## DATASET

◇ ◇ ◇

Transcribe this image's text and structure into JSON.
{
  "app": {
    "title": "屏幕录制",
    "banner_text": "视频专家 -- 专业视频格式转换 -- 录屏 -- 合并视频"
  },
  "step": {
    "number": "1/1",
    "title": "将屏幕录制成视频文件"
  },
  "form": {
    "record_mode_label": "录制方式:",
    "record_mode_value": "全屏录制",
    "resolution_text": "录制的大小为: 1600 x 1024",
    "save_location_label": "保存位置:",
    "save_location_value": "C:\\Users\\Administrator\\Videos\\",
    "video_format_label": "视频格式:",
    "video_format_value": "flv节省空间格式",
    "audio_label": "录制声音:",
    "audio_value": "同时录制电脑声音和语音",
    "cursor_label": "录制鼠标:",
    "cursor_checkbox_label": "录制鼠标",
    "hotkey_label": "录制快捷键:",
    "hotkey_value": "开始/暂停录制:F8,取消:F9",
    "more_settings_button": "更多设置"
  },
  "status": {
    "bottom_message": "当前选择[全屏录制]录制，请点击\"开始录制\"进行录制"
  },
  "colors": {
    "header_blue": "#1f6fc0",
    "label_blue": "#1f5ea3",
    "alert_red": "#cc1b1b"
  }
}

◇ ◇ ◇

## WRITTEN REQUEST
Write the entries again, exactly as they stand.

## PROBLEM SOLUTION
Transcribe this image's text and structure into JSON.
{
  "app": {
    "title": "屏幕录制",
    "banner_text": "视频专家 -- 专业视频格式转换 -- 录屏 -- 合并视频"
  },
  "step": {
    "number": "1/1",
    "title": "将屏幕录制成视频文件"
  },
  "form": {
    "record_mode_label": "录制方式:",
    "record_mode_value": "全屏录制",
    "resolution_text": "录制的大小为: 1600 x 1024",
    "save_location_label": "保存位置:",
    "save_location_value": "C:\\Users\\Administrator\\Videos\\",
    "video_format_label": "视频格式:",
    "video_format_value": "flv节省空间格式",
    "audio_label": "录制声音:",
    "audio_value": "同时录制电脑声音和语音",
    "cursor_label": "录制鼠标:",
    "cursor_checkbox_label": "录制鼠标",
    "hotkey_label": "录制快捷键:",
    "hotkey_value": "开始/暂停录制:F8,取消:F9",
    "more_settings_button": "更多设置"
  },
  "status": {
    "bottom_message": "当前选择[全屏录制]录制，请点击\"开始录制\"进行录制"
  },
  "colors": {
    "header_blue": "#1f6fc0",
    "label_blue": "#1f5ea3",
    "alert_red": "#cc1b1b"
  }
}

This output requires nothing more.